Data records
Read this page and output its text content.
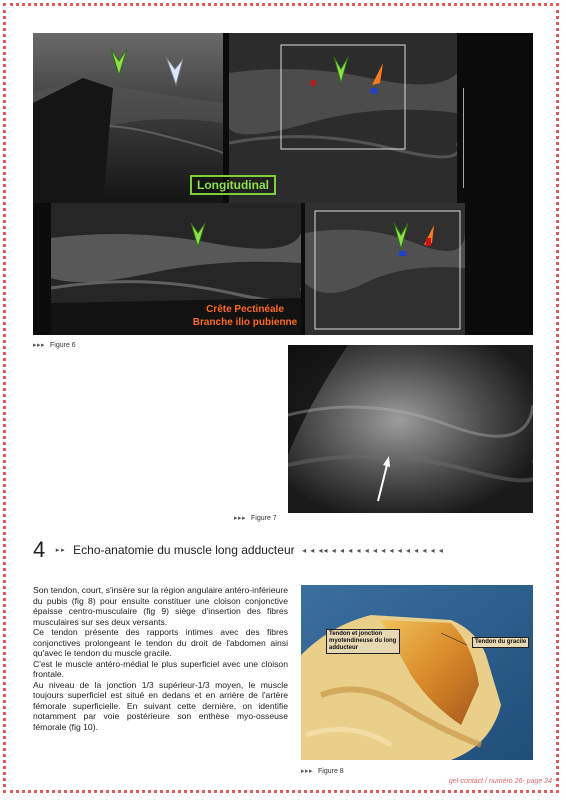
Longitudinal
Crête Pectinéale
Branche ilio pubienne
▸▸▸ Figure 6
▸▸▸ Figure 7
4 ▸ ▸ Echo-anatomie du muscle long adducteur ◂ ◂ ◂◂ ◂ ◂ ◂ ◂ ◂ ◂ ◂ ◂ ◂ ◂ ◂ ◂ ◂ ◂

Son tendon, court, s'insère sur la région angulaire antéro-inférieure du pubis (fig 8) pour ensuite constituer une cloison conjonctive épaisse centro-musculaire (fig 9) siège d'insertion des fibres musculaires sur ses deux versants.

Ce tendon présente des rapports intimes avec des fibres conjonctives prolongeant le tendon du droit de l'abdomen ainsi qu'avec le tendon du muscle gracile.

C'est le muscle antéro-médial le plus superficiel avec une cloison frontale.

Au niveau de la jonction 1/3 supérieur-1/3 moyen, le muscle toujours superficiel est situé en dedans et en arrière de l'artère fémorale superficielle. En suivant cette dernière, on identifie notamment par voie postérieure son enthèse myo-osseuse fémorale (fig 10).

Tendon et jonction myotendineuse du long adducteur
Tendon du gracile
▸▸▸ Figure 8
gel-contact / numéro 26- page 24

==

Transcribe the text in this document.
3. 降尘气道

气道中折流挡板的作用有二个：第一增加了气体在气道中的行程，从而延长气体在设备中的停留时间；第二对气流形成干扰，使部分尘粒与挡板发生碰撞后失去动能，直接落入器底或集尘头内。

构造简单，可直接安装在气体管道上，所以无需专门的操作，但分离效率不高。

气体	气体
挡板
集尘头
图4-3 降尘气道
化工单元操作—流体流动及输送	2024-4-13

GOAL OF THE EXERCISE: Lines of the material that contain the word "this" are to be gathered.

EXERCISE OUTPUT:
Read this page and output its text content.
Transcribe the text in this document.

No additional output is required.